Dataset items
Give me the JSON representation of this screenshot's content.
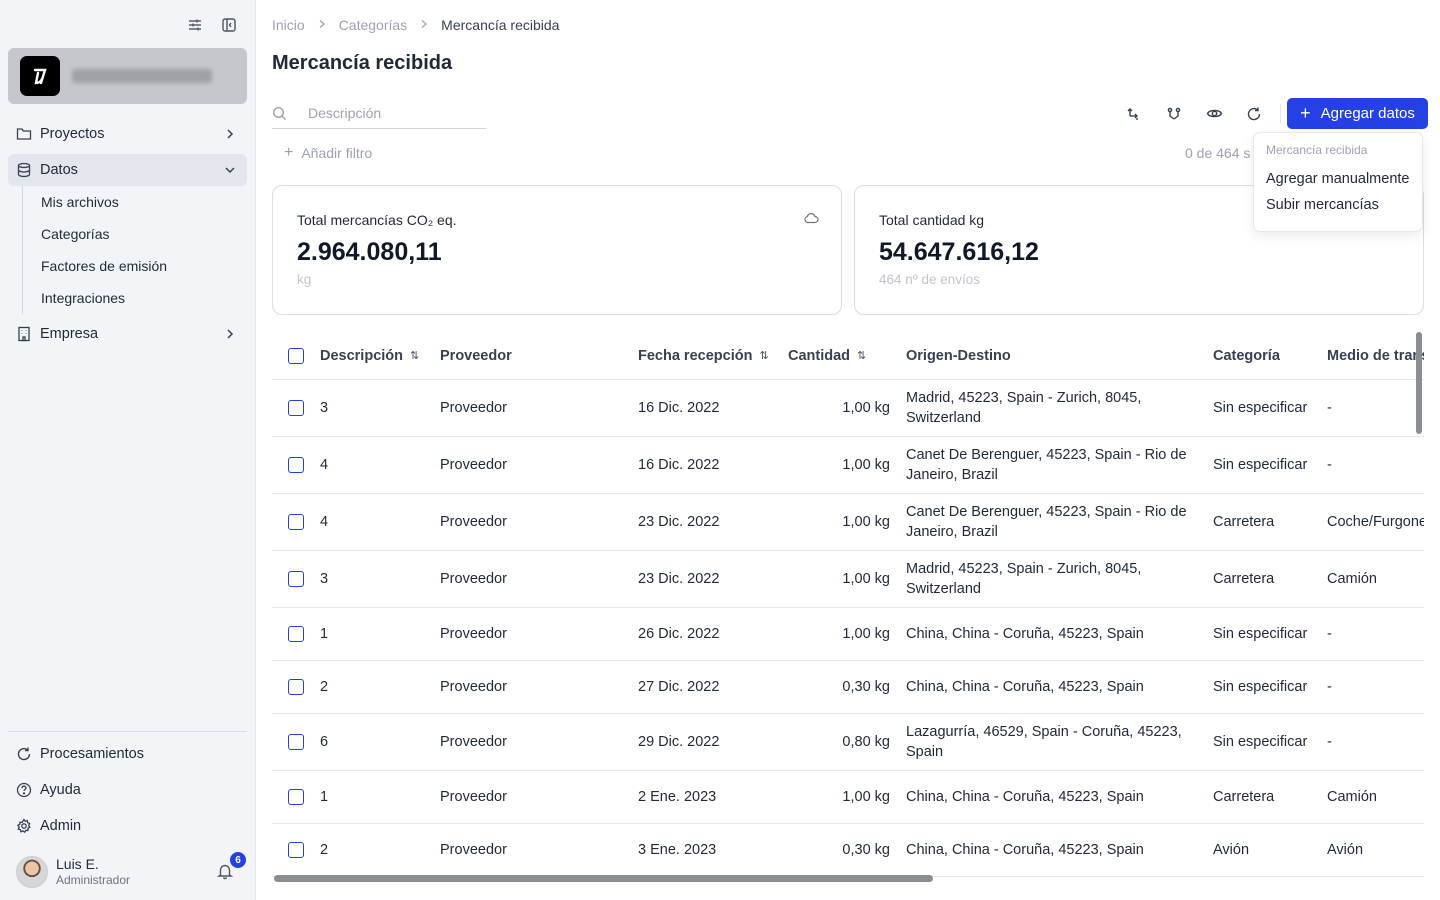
{
  "sidebar": {
    "nav": [
      {
        "label": "Proyectos"
      },
      {
        "label": "Datos"
      },
      {
        "label": "Empresa"
      }
    ],
    "datos_sub": [
      "Mis archivos",
      "Categorías",
      "Factores de emisión",
      "Integraciones"
    ],
    "bottom": [
      {
        "label": "Procesamientos"
      },
      {
        "label": "Ayuda"
      },
      {
        "label": "Admin"
      }
    ],
    "user": {
      "name": "Luis E.",
      "role": "Administrador",
      "notifications": "6"
    }
  },
  "breadcrumb": [
    "Inicio",
    "Categorías",
    "Mercancía recibida"
  ],
  "page_title": "Mercancía recibida",
  "search": {
    "placeholder": "Descripción"
  },
  "toolbar": {
    "add_label": "Agregar datos",
    "add_filter": "Añadir filtro",
    "selection": "0 de 464 s"
  },
  "dropdown": {
    "header": "Mercancía recibida",
    "items": [
      "Agregar manualmente",
      "Subir mercancías"
    ]
  },
  "cards": [
    {
      "title": "Total mercancías CO₂ eq.",
      "value": "2.964.080,11",
      "sub": "kg"
    },
    {
      "title": "Total cantidad kg",
      "value": "54.647.616,12",
      "sub": "464 nº de envíos"
    }
  ],
  "table": {
    "columns": [
      "Descripción",
      "Proveedor",
      "Fecha recepción",
      "Cantidad",
      "Origen-Destino",
      "Categoría",
      "Medio de trans"
    ],
    "rows": [
      {
        "desc": "3",
        "prov": "Proveedor",
        "date": "16 Dic. 2022",
        "qty": "1,00 kg",
        "orig": "Madrid, 45223, Spain - Zurich, 8045, Switzerland",
        "cat": "Sin especificar",
        "medio": "-"
      },
      {
        "desc": "4",
        "prov": "Proveedor",
        "date": "16 Dic. 2022",
        "qty": "1,00 kg",
        "orig": "Canet De Berenguer, 45223, Spain - Rio de Janeiro, Brazil",
        "cat": "Sin especificar",
        "medio": "-"
      },
      {
        "desc": "4",
        "prov": "Proveedor",
        "date": "23 Dic. 2022",
        "qty": "1,00 kg",
        "orig": "Canet De Berenguer, 45223, Spain - Rio de Janeiro, Brazil",
        "cat": "Carretera",
        "medio": "Coche/Furgone"
      },
      {
        "desc": "3",
        "prov": "Proveedor",
        "date": "23 Dic. 2022",
        "qty": "1,00 kg",
        "orig": "Madrid, 45223, Spain - Zurich, 8045, Switzerland",
        "cat": "Carretera",
        "medio": "Camión"
      },
      {
        "desc": "1",
        "prov": "Proveedor",
        "date": "26 Dic. 2022",
        "qty": "1,00 kg",
        "orig": "China, China - Coruña, 45223, Spain",
        "cat": "Sin especificar",
        "medio": "-"
      },
      {
        "desc": "2",
        "prov": "Proveedor",
        "date": "27 Dic. 2022",
        "qty": "0,30 kg",
        "orig": "China, China - Coruña, 45223, Spain",
        "cat": "Sin especificar",
        "medio": "-"
      },
      {
        "desc": "6",
        "prov": "Proveedor",
        "date": "29 Dic. 2022",
        "qty": "0,80 kg",
        "orig": "Lazagurría, 46529, Spain - Coruña, 45223, Spain",
        "cat": "Sin especificar",
        "medio": "-"
      },
      {
        "desc": "1",
        "prov": "Proveedor",
        "date": "2 Ene. 2023",
        "qty": "1,00 kg",
        "orig": "China, China - Coruña, 45223, Spain",
        "cat": "Carretera",
        "medio": "Camión"
      },
      {
        "desc": "2",
        "prov": "Proveedor",
        "date": "3 Ene. 2023",
        "qty": "0,30 kg",
        "orig": "China, China - Coruña, 45223, Spain",
        "cat": "Avión",
        "medio": "Avión"
      }
    ]
  },
  "colors": {
    "accent": "#2541e6",
    "sidebar_bg": "#f3f4f7"
  }
}
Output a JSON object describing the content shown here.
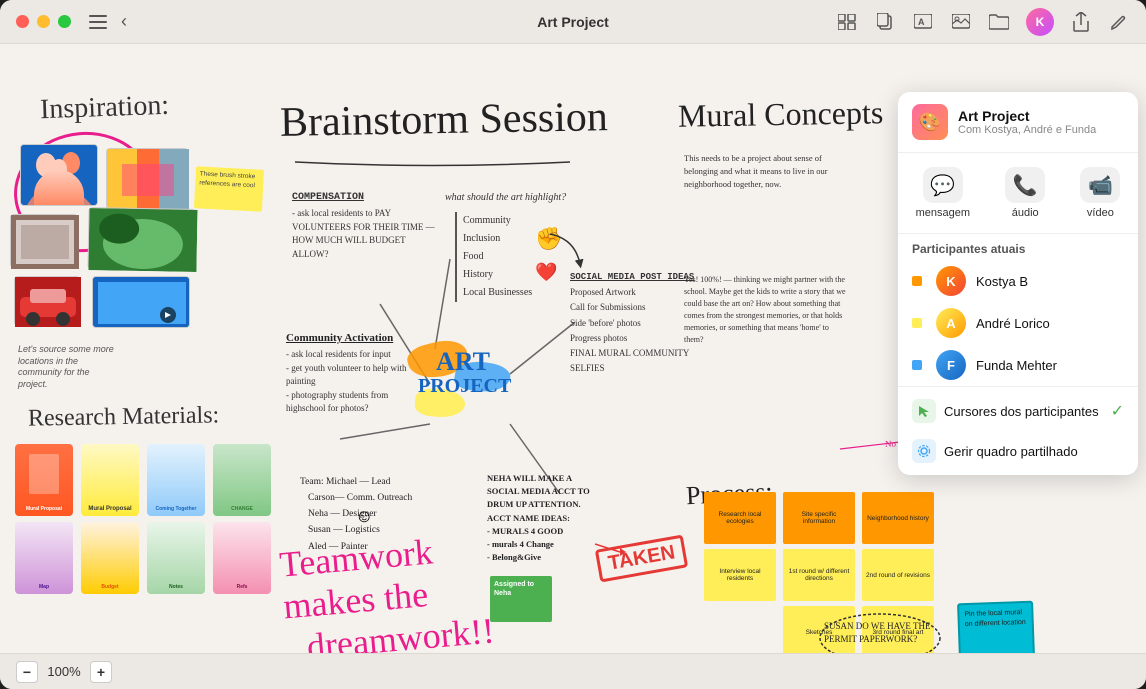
{
  "window": {
    "title": "Art Project",
    "zoom": "100%"
  },
  "titlebar": {
    "back_icon": "‹",
    "title": "Art Project",
    "share_icon": "↑",
    "edit_icon": "✎"
  },
  "canvas": {
    "inspiration_label": "Inspiration:",
    "brainstorm_title": "Brainstorm Session",
    "mural_concepts_title": "Mural Concepts",
    "research_label": "Research Materials:",
    "teamwork_text": "Teamwork makes the dreamwork!!",
    "art_project_art": "ART",
    "art_project_project": "PROJECT",
    "taken_text": "TAKEN",
    "process_label": "Process:",
    "brush_note": "These brush stroke references are cool",
    "source_text": "Let's source some more locations in the community for the project.",
    "compensation_title": "COMPENSATION",
    "compensation_body": "- ask local residents to pay volunteers for their time — how much will budget allow?",
    "community_activation_title": "Community Activation",
    "community_activation_body": "- ask local residents for input\n- get youth volunteer to help with painting\n- photography students from highschool for photos?",
    "team_block": "Team: Michael - Lead\nCarson - Comm. Outreach\nNeha - Designer\nSusan - Logistics\nAled - Painter",
    "highlight_question": "what should the art highlight?",
    "checklist_items": [
      "Community",
      "Inclusion",
      "Food",
      "History",
      "Local Businesses"
    ],
    "social_media_title": "SOCIAL MEDIA POST IDEAS",
    "social_media_items": [
      "Proposed Artwork",
      "Call for Submissions",
      "Side 'before' photos",
      "Progress photos",
      "FINAL MURAL COMMUNITY SELFIES"
    ],
    "neha_block": "NEHA WILL MAKE A\nSOCIAL MEDIA ACCT TO\nDRUM UP ATTENTION.\nACCT NAME IDEAS:\n- MURALS 4 GOOD\n- murals 4 Change\n- Belong&Give",
    "assigned_label": "Assigned to Neha",
    "mural_paragraph": "This needs to be a project about sense of belonging and what it means to live in our neighborhood together, now.",
    "yes_block": "Yes! 100%! — thinking we might partner with the school. Maybe get the kids to write a story that we could base the art on? How about something that comes from the strongest memories, or that holds memories, or something that means 'home' to them?",
    "dimensions_note": "No definite dimensions. Best",
    "susan_note": "SUSAN DO WE HAVE THE PERMIT PAPERWORK?",
    "cyan_sticky": "Pin the local mural on different location",
    "pink_arrow_text": "← No definite / dimensions. Best",
    "postits": [
      {
        "label": "Research local ecologies",
        "color": "orange"
      },
      {
        "label": "Site specific information",
        "color": "orange"
      },
      {
        "label": "Neighborhood history",
        "color": "orange"
      },
      {
        "label": "1st round w/ different directions",
        "color": "yellow"
      },
      {
        "label": "2nd round of revisions",
        "color": "yellow"
      },
      {
        "label": "3rd round final art",
        "color": "yellow"
      },
      {
        "label": "Interview local residents",
        "color": "orange"
      },
      {
        "label": "Sketches",
        "color": "yellow"
      }
    ]
  },
  "collab_panel": {
    "title": "Art Project",
    "subtitle": "Com Kostya, André e Funda",
    "actions": [
      {
        "icon": "💬",
        "label": "mensagem"
      },
      {
        "icon": "📞",
        "label": "áudio"
      },
      {
        "icon": "📹",
        "label": "vídeo"
      }
    ],
    "participants_header": "Participantes atuais",
    "participants": [
      {
        "name": "Kostya B",
        "color": "orange"
      },
      {
        "name": "André Lorico",
        "color": "yellow"
      },
      {
        "name": "Funda Mehter",
        "color": "blue"
      }
    ],
    "options": [
      {
        "icon": "✓",
        "label": "Cursores dos participantes",
        "checked": true
      },
      {
        "icon": "⚙",
        "label": "Gerir quadro partilhado",
        "checked": false
      }
    ]
  },
  "toolbar": {
    "zoom_minus": "−",
    "zoom_level": "100%",
    "zoom_plus": "+"
  }
}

Task description – Return each line of the data, keeping its wording exact and omitting pictures.

Answer to the exercise –
Give me the JSON representation of this screenshot's content.
{
  "sidebar": {
    "nav": [
      {
        "label": "Proyectos"
      },
      {
        "label": "Datos"
      },
      {
        "label": "Empresa"
      }
    ],
    "datos_sub": [
      "Mis archivos",
      "Categorías",
      "Factores de emisión",
      "Integraciones"
    ],
    "bottom": [
      {
        "label": "Procesamientos"
      },
      {
        "label": "Ayuda"
      },
      {
        "label": "Admin"
      }
    ],
    "user": {
      "name": "Luis E.",
      "role": "Administrador",
      "notifications": "6"
    }
  },
  "breadcrumb": [
    "Inicio",
    "Categorías",
    "Mercancía recibida"
  ],
  "page_title": "Mercancía recibida",
  "search": {
    "placeholder": "Descripción"
  },
  "toolbar": {
    "add_label": "Agregar datos",
    "add_filter": "Añadir filtro",
    "selection": "0 de 464 s"
  },
  "dropdown": {
    "header": "Mercancía recibida",
    "items": [
      "Agregar manualmente",
      "Subir mercancías"
    ]
  },
  "cards": [
    {
      "title": "Total mercancías CO₂ eq.",
      "value": "2.964.080,11",
      "sub": "kg"
    },
    {
      "title": "Total cantidad kg",
      "value": "54.647.616,12",
      "sub": "464 nº de envíos"
    }
  ],
  "table": {
    "columns": [
      "Descripción",
      "Proveedor",
      "Fecha recepción",
      "Cantidad",
      "Origen-Destino",
      "Categoría",
      "Medio de trans"
    ],
    "rows": [
      {
        "desc": "3",
        "prov": "Proveedor",
        "date": "16 Dic. 2022",
        "qty": "1,00 kg",
        "orig": "Madrid, 45223, Spain - Zurich, 8045, Switzerland",
        "cat": "Sin especificar",
        "medio": "-"
      },
      {
        "desc": "4",
        "prov": "Proveedor",
        "date": "16 Dic. 2022",
        "qty": "1,00 kg",
        "orig": "Canet De Berenguer, 45223, Spain - Rio de Janeiro, Brazil",
        "cat": "Sin especificar",
        "medio": "-"
      },
      {
        "desc": "4",
        "prov": "Proveedor",
        "date": "23 Dic. 2022",
        "qty": "1,00 kg",
        "orig": "Canet De Berenguer, 45223, Spain - Rio de Janeiro, Brazil",
        "cat": "Carretera",
        "medio": "Coche/Furgone"
      },
      {
        "desc": "3",
        "prov": "Proveedor",
        "date": "23 Dic. 2022",
        "qty": "1,00 kg",
        "orig": "Madrid, 45223, Spain - Zurich, 8045, Switzerland",
        "cat": "Carretera",
        "medio": "Camión"
      },
      {
        "desc": "1",
        "prov": "Proveedor",
        "date": "26 Dic. 2022",
        "qty": "1,00 kg",
        "orig": "China, China - Coruña, 45223, Spain",
        "cat": "Sin especificar",
        "medio": "-"
      },
      {
        "desc": "2",
        "prov": "Proveedor",
        "date": "27 Dic. 2022",
        "qty": "0,30 kg",
        "orig": "China, China - Coruña, 45223, Spain",
        "cat": "Sin especificar",
        "medio": "-"
      },
      {
        "desc": "6",
        "prov": "Proveedor",
        "date": "29 Dic. 2022",
        "qty": "0,80 kg",
        "orig": "Lazagurría, 46529, Spain - Coruña, 45223, Spain",
        "cat": "Sin especificar",
        "medio": "-"
      },
      {
        "desc": "1",
        "prov": "Proveedor",
        "date": "2 Ene. 2023",
        "qty": "1,00 kg",
        "orig": "China, China - Coruña, 45223, Spain",
        "cat": "Carretera",
        "medio": "Camión"
      },
      {
        "desc": "2",
        "prov": "Proveedor",
        "date": "3 Ene. 2023",
        "qty": "0,30 kg",
        "orig": "China, China - Coruña, 45223, Spain",
        "cat": "Avión",
        "medio": "Avión"
      }
    ]
  },
  "colors": {
    "accent": "#2541e6",
    "sidebar_bg": "#f3f4f7"
  }
}
Output a JSON object describing the content shown here.
{
  "window": {
    "title": "Art Project",
    "zoom": "100%"
  },
  "titlebar": {
    "back_icon": "‹",
    "title": "Art Project",
    "share_icon": "↑",
    "edit_icon": "✎"
  },
  "canvas": {
    "inspiration_label": "Inspiration:",
    "brainstorm_title": "Brainstorm Session",
    "mural_concepts_title": "Mural Concepts",
    "research_label": "Research Materials:",
    "teamwork_text": "Teamwork makes the dreamwork!!",
    "art_project_art": "ART",
    "art_project_project": "PROJECT",
    "taken_text": "TAKEN",
    "process_label": "Process:",
    "brush_note": "These brush stroke references are cool",
    "source_text": "Let's source some more locations in the community for the project.",
    "compensation_title": "COMPENSATION",
    "compensation_body": "- ask local residents to pay volunteers for their time — how much will budget allow?",
    "community_activation_title": "Community Activation",
    "community_activation_body": "- ask local residents for input\n- get youth volunteer to help with painting\n- photography students from highschool for photos?",
    "team_block": "Team: Michael - Lead\nCarson - Comm. Outreach\nNeha - Designer\nSusan - Logistics\nAled - Painter",
    "highlight_question": "what should the art highlight?",
    "checklist_items": [
      "Community",
      "Inclusion",
      "Food",
      "History",
      "Local Businesses"
    ],
    "social_media_title": "SOCIAL MEDIA POST IDEAS",
    "social_media_items": [
      "Proposed Artwork",
      "Call for Submissions",
      "Side 'before' photos",
      "Progress photos",
      "FINAL MURAL COMMUNITY SELFIES"
    ],
    "neha_block": "NEHA WILL MAKE A\nSOCIAL MEDIA ACCT TO\nDRUM UP ATTENTION.\nACCT NAME IDEAS:\n- MURALS 4 GOOD\n- murals 4 Change\n- Belong&Give",
    "assigned_label": "Assigned to Neha",
    "mural_paragraph": "This needs to be a project about sense of belonging and what it means to live in our neighborhood together, now.",
    "yes_block": "Yes! 100%! — thinking we might partner with the school. Maybe get the kids to write a story that we could base the art on? How about something that comes from the strongest memories, or that holds memories, or something that means 'home' to them?",
    "dimensions_note": "No definite dimensions. Best",
    "susan_note": "SUSAN DO WE HAVE THE PERMIT PAPERWORK?",
    "cyan_sticky": "Pin the local mural on different location",
    "pink_arrow_text": "← No definite / dimensions. Best",
    "postits": [
      {
        "label": "Research local ecologies",
        "color": "orange"
      },
      {
        "label": "Site specific information",
        "color": "orange"
      },
      {
        "label": "Neighborhood history",
        "color": "orange"
      },
      {
        "label": "1st round w/ different directions",
        "color": "yellow"
      },
      {
        "label": "2nd round of revisions",
        "color": "yellow"
      },
      {
        "label": "3rd round final art",
        "color": "yellow"
      },
      {
        "label": "Interview local residents",
        "color": "orange"
      },
      {
        "label": "Sketches",
        "color": "yellow"
      }
    ]
  },
  "collab_panel": {
    "title": "Art Project",
    "subtitle": "Com Kostya, André e Funda",
    "actions": [
      {
        "icon": "💬",
        "label": "mensagem"
      },
      {
        "icon": "📞",
        "label": "áudio"
      },
      {
        "icon": "📹",
        "label": "vídeo"
      }
    ],
    "participants_header": "Participantes atuais",
    "participants": [
      {
        "name": "Kostya B",
        "color": "orange"
      },
      {
        "name": "André Lorico",
        "color": "yellow"
      },
      {
        "name": "Funda Mehter",
        "color": "blue"
      }
    ],
    "options": [
      {
        "icon": "✓",
        "label": "Cursores dos participantes",
        "checked": true
      },
      {
        "icon": "⚙",
        "label": "Gerir quadro partilhado",
        "checked": false
      }
    ]
  },
  "toolbar": {
    "zoom_minus": "−",
    "zoom_level": "100%",
    "zoom_plus": "+"
  }
}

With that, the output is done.